Take every line from the material that has the word "информации" in it.

Collected data entries:
——

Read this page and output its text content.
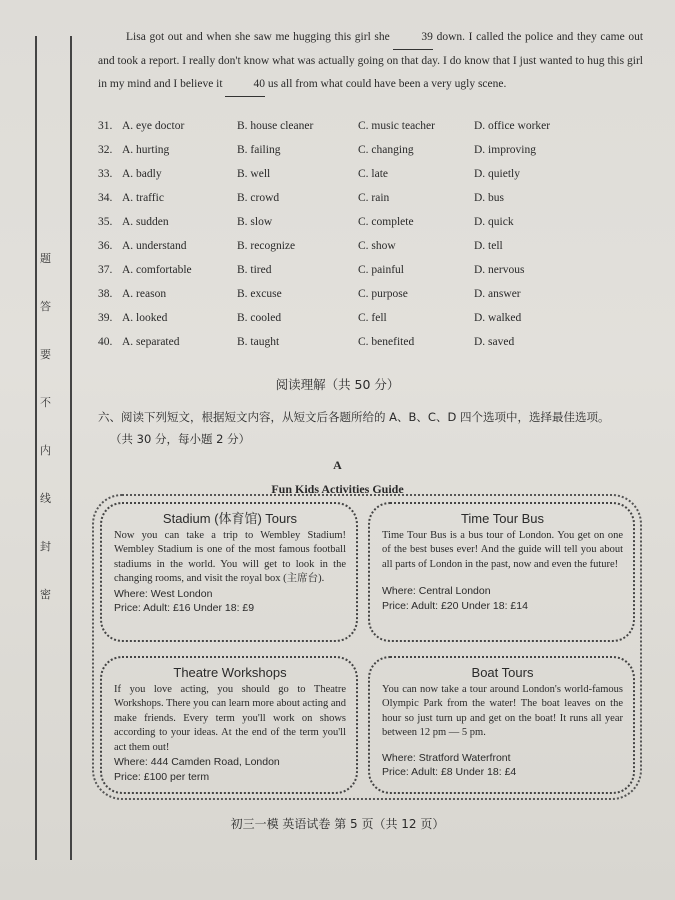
题
答
要
不
内
线
封
密

Lisa got out and when she saw me hugging this girl she	39 down. I called the police and they came out and took a report. I really don't know what was actually going on that day. I do know that I just wanted to hug this girl in my mind and I believe it	40 us all from what could have been a very ugly scene.

31. A. eye doctor	B. house cleaner	C. music teacher	D. office worker
32. A. hurting	B. failing	C. changing	D. improving
33. A. badly	B. well	C. late	D. quietly
34. A. traffic	B. crowd	C. rain	D. bus
35. A. sudden	B. slow	C. complete	D. quick
36. A. understand	B. recognize	C. show	D. tell
37. A. comfortable	B. tired	C. painful	D. nervous
38. A. reason	B. excuse	C. purpose	D. answer
39. A. looked	B. cooled	C. fell	D. walked
40. A. separated	B. taught	C. benefited	D. saved
阅读理解（共 50 分）
六、阅读下列短文，根据短文内容，从短文后各题所给的 A、B、C、D 四个选项中，选择最佳选项。
（共 30 分，每小题 2 分）
A
Fun Kids Activities Guide
Stadium (体育馆) Tours
Now you can take a trip to Wembley Stadium! Wembley Stadium is one of the most famous football stadiums in the world. You will get to look in the changing rooms, and visit the royal box (主席台).
Where: West London
Price: Adult: £16 Under 18: £9
Time Tour Bus
Time Tour Bus is a bus tour of London. You get on one of the best buses ever! And the guide will tell you about all parts of London in the past, now and even the future!
Where: Central London
Price: Adult: £20 Under 18: £14
Theatre Workshops
If you love acting, you should go to Theatre Workshops. There you can learn more about acting and make friends. Every term you'll work on shows according to your ideas. At the end of the term you'll act them out!
Where: 444 Camden Road, London
Price: £100 per term
Boat Tours
You can now take a tour around London's world-famous Olympic Park from the water! The boat leaves on the hour so just turn up and get on the boat! It runs all year between 12 pm — 5 pm.
Where: Stratford Waterfront
Price: Adult: £8 Under 18: £4
初三一模 英语试卷 第 5 页（共 12 页）
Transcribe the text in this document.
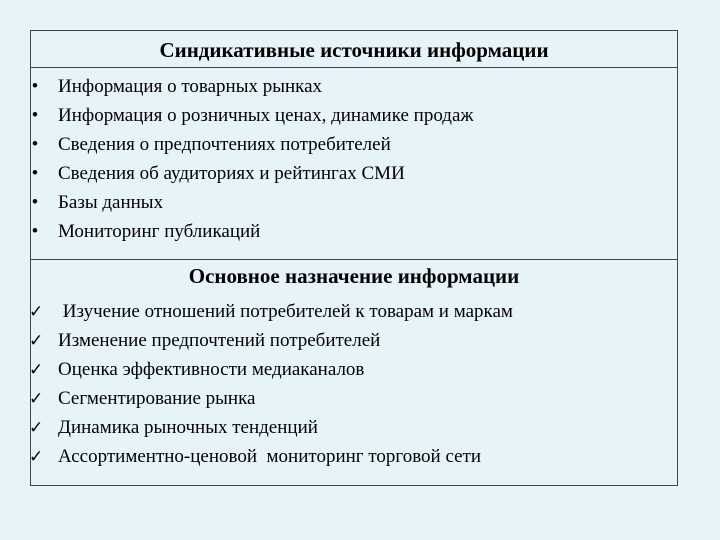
Синдикативные источники информации
• Информация о товарных рынках
• Информация о розничных ценах, динамике продаж
• Сведения о предпочтениях потребителей
• Сведения об аудиториях и рейтингах СМИ
• Базы данных
• Мониторинг публикаций
Основное назначение информации
✓ Изучение отношений потребителей к товарам и маркам
✓ Изменение предпочтений потребителей
✓ Оценка эффективности медиаканалов
✓ Сегментирование рынка
✓ Динамика рыночных тенденций
✓ Ассортиментно-ценовой  мониторинг торговой сети
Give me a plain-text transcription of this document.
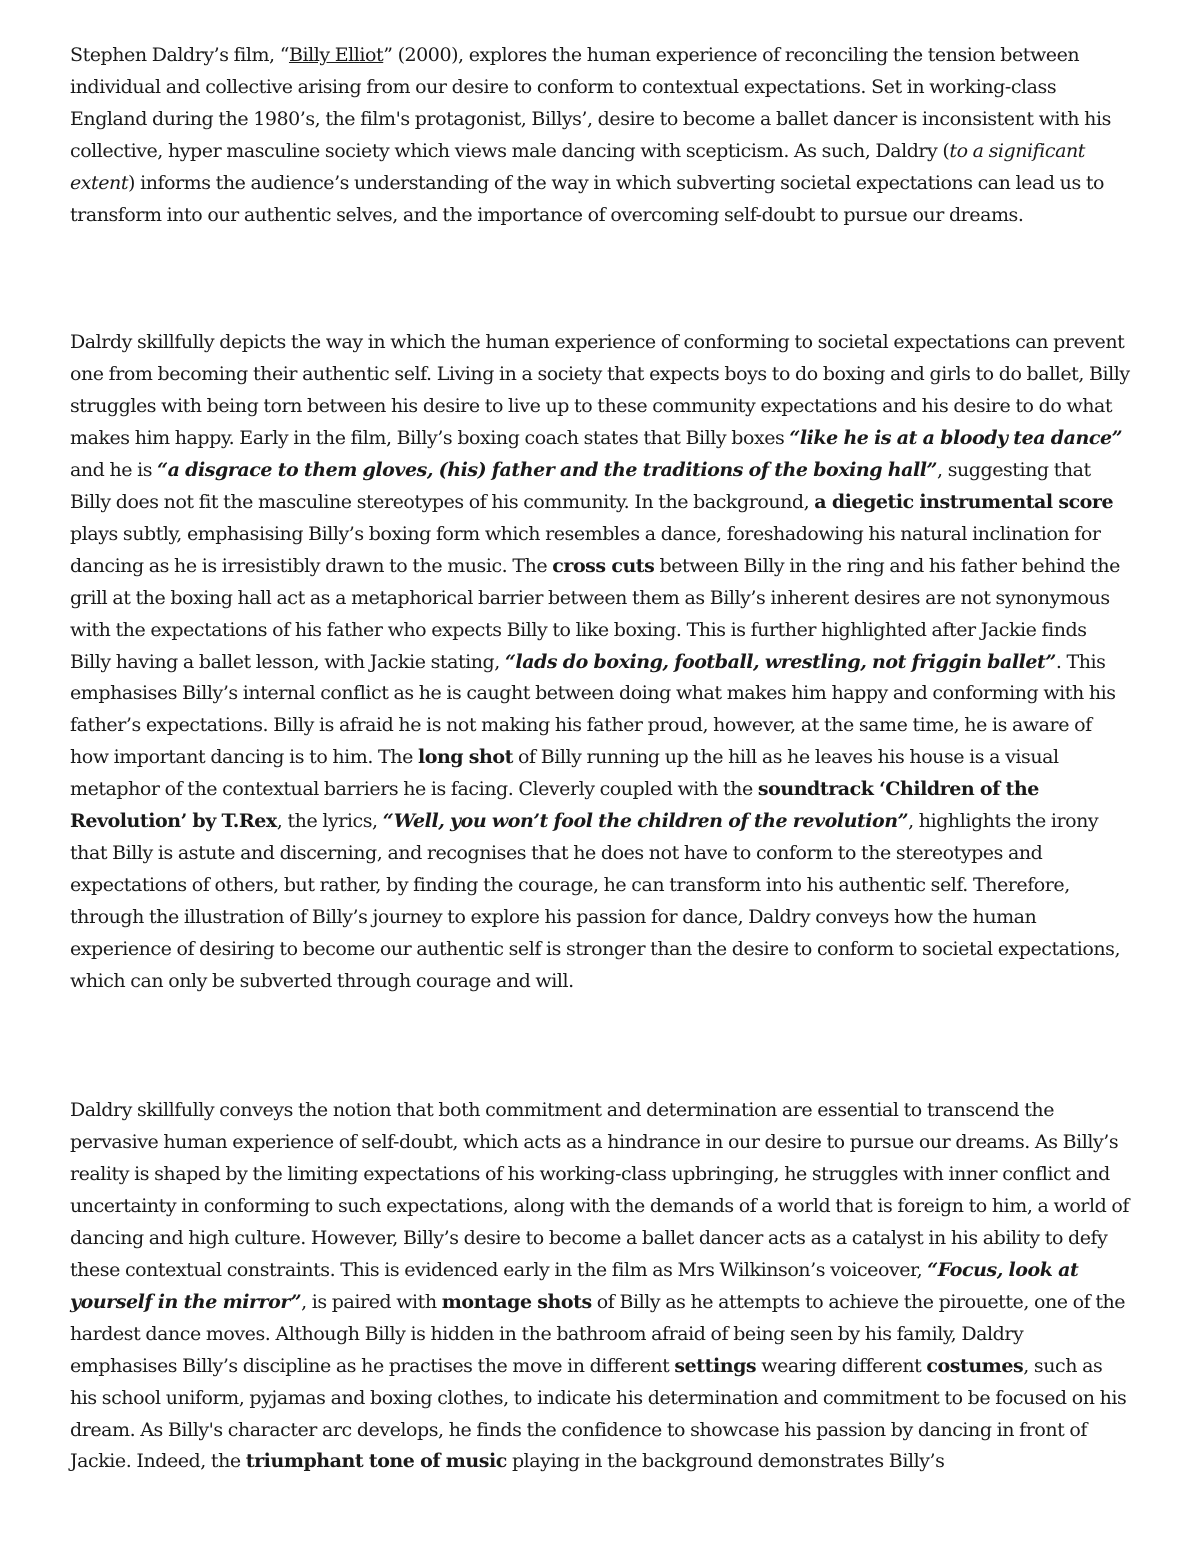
Stephen Daldry’s film, “Billy Elliot” (2000), explores the human experience of reconciling the tension between individual and collective arising from our desire to conform to contextual expectations. Set in working-class England during the 1980’s, the film's protagonist, Billys’, desire to become a ballet dancer is inconsistent with his collective, hyper masculine society which views male dancing with scepticism. As such, Daldry (to a significant extent) informs the audience’s understanding of the way in which subverting societal expectations can lead us to transform into our authentic selves, and the importance of overcoming self-doubt to pursue our dreams.

Dalrdy skillfully depicts the way in which the human experience of conforming to societal expectations can prevent one from becoming their authentic self. Living in a society that expects boys to do boxing and girls to do ballet, Billy struggles with being torn between his desire to live up to these community expectations and his desire to do what makes him happy. Early in the film, Billy’s boxing coach states that Billy boxes “like he is at a bloody tea dance” and he is “a disgrace to them gloves, (his) father and the traditions of the boxing hall”, suggesting that Billy does not fit the masculine stereotypes of his community. In the background, a diegetic instrumental score plays subtly, emphasising Billy’s boxing form which resembles a dance, foreshadowing his natural inclination for dancing as he is irresistibly drawn to the music. The cross cuts between Billy in the ring and his father behind the grill at the boxing hall act as a metaphorical barrier between them as Billy’s inherent desires are not synonymous with the expectations of his father who expects Billy to like boxing. This is further highlighted after Jackie finds Billy having a ballet lesson, with Jackie stating, “lads do boxing, football, wrestling, not friggin ballet”. This emphasises Billy’s internal conflict as he is caught between doing what makes him happy and conforming with his father’s expectations. Billy is afraid he is not making his father proud, however, at the same time, he is aware of how important dancing is to him. The long shot of Billy running up the hill as he leaves his house is a visual metaphor of the contextual barriers he is facing. Cleverly coupled with the soundtrack ‘Children of the Revolution’ by T.Rex, the lyrics, “Well, you won’t fool the children of the revolution”, highlights the irony that Billy is astute and discerning, and recognises that he does not have to conform to the stereotypes and expectations of others, but rather, by finding the courage, he can transform into his authentic self. Therefore, through the illustration of Billy’s journey to explore his passion for dance, Daldry conveys how the human experience of desiring to become our authentic self is stronger than the desire to conform to societal expectations, which can only be subverted through courage and will.

Daldry skillfully conveys the notion that both commitment and determination are essential to transcend the pervasive human experience of self-doubt, which acts as a hindrance in our desire to pursue our dreams. As Billy’s reality is shaped by the limiting expectations of his working-class upbringing, he struggles with inner conflict and uncertainty in conforming to such expectations, along with the demands of a world that is foreign to him, a world of dancing and high culture. However, Billy’s desire to become a ballet dancer acts as a catalyst in his ability to defy these contextual constraints. This is evidenced early in the film as Mrs Wilkinson’s voiceover, “Focus, look at yourself in the mirror”, is paired with montage shots of Billy as he attempts to achieve the pirouette, one of the hardest dance moves. Although Billy is hidden in the bathroom afraid of being seen by his family, Daldry emphasises Billy’s discipline as he practises the move in different settings wearing different costumes, such as his school uniform, pyjamas and boxing clothes, to indicate his determination and commitment to be focused on his dream. As Billy's character arc develops, he finds the confidence to showcase his passion by dancing in front of Jackie. Indeed, the triumphant tone of music playing in the background demonstrates Billy’s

——

● **In response**:
Синдикативные источники информации
Основное назначение информации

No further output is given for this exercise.